Available data =>
++++++++++++++++++++
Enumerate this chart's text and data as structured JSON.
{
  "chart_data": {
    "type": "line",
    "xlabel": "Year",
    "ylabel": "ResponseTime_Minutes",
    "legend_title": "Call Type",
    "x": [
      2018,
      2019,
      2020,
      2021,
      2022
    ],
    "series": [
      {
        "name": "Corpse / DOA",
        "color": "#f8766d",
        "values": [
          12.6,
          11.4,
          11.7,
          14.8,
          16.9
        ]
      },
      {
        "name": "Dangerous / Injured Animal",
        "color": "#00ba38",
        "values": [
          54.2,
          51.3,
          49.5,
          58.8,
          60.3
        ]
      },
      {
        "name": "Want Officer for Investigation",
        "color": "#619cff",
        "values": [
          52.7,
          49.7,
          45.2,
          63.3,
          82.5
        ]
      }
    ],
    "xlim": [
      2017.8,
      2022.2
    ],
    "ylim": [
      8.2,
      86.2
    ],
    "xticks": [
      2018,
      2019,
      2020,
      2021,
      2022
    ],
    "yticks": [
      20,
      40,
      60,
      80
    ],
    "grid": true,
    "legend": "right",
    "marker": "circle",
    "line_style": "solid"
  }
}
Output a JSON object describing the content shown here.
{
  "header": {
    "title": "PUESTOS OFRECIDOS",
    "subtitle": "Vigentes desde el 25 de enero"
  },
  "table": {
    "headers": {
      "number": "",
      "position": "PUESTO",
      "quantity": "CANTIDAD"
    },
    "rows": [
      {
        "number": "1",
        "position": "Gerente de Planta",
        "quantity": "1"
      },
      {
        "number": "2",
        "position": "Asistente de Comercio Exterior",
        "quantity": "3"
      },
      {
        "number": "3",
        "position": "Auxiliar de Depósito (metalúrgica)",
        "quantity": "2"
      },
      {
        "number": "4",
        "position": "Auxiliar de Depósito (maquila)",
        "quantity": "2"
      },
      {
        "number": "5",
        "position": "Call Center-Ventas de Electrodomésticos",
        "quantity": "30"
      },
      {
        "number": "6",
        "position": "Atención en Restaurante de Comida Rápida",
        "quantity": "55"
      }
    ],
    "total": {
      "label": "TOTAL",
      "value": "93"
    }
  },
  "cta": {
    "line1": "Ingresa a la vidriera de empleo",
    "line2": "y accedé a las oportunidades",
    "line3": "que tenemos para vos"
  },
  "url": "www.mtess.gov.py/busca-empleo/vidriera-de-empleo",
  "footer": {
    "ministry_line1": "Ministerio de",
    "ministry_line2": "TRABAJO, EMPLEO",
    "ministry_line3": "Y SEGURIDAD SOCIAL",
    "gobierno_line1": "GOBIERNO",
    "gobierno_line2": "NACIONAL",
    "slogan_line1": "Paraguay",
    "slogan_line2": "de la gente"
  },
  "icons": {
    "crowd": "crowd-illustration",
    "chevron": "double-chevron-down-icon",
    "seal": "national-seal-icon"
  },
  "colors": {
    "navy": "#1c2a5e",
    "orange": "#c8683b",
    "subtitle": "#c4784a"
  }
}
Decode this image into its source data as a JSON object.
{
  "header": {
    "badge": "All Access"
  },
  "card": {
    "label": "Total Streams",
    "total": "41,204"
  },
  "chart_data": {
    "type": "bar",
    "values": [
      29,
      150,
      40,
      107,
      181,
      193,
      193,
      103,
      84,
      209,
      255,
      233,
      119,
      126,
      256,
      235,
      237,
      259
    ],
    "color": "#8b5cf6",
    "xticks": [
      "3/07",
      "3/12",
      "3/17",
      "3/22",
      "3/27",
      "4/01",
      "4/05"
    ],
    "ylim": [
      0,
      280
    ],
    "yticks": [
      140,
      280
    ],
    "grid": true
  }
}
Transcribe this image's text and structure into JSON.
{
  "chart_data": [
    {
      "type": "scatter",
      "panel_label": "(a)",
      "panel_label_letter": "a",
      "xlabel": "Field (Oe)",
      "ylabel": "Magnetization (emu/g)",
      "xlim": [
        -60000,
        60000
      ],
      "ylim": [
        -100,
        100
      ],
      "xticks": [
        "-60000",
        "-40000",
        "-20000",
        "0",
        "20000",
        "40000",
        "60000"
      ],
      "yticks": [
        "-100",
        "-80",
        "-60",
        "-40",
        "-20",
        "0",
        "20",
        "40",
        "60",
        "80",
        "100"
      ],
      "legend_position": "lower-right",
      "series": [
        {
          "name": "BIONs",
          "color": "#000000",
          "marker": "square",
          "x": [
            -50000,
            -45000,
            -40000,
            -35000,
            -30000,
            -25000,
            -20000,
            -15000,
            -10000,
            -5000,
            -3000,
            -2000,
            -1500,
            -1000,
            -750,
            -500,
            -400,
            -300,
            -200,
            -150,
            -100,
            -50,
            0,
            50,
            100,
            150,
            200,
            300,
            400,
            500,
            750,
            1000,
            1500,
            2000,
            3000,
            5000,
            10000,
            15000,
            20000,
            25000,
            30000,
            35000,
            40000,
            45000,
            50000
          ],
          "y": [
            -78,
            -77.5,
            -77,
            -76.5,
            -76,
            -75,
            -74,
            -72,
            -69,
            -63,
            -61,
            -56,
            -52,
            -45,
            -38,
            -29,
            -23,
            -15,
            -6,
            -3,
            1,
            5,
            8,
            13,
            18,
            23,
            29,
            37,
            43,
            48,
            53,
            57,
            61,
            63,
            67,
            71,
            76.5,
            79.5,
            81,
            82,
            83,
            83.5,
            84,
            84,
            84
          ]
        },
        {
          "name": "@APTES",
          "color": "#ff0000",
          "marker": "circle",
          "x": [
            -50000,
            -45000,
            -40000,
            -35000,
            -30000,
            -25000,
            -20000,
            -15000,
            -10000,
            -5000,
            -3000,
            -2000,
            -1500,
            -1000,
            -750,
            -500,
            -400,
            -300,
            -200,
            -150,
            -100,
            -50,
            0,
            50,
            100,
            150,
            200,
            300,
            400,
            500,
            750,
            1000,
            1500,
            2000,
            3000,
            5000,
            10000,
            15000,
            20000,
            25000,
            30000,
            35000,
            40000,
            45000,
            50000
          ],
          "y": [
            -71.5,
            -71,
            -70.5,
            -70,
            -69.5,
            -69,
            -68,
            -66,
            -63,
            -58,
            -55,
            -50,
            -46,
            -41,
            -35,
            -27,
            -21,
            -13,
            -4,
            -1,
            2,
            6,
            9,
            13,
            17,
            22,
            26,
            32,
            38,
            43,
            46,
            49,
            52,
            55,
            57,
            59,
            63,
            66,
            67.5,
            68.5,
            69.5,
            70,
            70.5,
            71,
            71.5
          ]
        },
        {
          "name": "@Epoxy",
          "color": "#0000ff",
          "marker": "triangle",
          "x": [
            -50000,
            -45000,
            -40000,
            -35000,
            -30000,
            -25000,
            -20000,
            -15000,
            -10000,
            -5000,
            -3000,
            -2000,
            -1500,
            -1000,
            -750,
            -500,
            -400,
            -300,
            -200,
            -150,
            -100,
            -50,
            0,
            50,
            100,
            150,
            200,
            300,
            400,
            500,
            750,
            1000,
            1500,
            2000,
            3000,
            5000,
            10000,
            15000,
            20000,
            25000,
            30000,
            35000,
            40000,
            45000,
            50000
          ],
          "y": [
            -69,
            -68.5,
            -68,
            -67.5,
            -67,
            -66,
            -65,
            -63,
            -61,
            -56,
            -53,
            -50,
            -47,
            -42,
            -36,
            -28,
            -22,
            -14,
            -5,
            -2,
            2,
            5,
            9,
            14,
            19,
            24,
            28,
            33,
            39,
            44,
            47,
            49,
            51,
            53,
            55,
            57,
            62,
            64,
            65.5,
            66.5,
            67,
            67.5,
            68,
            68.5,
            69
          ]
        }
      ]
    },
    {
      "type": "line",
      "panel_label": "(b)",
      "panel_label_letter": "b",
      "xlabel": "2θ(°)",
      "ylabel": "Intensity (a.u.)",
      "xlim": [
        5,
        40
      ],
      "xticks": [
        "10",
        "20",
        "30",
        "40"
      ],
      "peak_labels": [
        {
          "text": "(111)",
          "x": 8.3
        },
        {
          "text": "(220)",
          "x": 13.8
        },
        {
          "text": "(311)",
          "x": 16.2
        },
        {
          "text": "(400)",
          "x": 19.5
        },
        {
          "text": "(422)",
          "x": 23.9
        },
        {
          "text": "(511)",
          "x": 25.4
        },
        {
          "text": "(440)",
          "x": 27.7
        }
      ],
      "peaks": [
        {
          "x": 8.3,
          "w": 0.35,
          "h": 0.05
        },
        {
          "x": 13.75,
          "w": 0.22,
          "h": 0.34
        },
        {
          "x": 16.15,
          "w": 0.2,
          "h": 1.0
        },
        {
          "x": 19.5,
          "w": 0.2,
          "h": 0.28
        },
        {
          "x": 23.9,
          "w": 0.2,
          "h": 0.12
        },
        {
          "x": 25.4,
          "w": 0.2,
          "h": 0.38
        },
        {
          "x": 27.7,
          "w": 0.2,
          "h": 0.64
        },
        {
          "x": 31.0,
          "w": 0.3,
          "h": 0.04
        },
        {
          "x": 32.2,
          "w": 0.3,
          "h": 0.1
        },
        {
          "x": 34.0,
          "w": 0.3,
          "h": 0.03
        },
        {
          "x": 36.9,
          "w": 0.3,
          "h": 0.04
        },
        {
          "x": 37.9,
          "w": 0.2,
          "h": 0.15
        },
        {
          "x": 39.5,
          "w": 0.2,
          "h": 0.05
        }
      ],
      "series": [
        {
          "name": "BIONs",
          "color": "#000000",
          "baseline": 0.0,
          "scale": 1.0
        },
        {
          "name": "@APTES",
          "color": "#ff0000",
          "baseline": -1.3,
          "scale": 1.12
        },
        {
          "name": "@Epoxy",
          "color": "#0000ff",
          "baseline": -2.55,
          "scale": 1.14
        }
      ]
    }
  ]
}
++++++++++++++++++++
Problem statement => List all lines holding the string "object".

Exercise solution =>
Output a JSON object describing the content shown here.
Decode this image into its source data as a JSON object.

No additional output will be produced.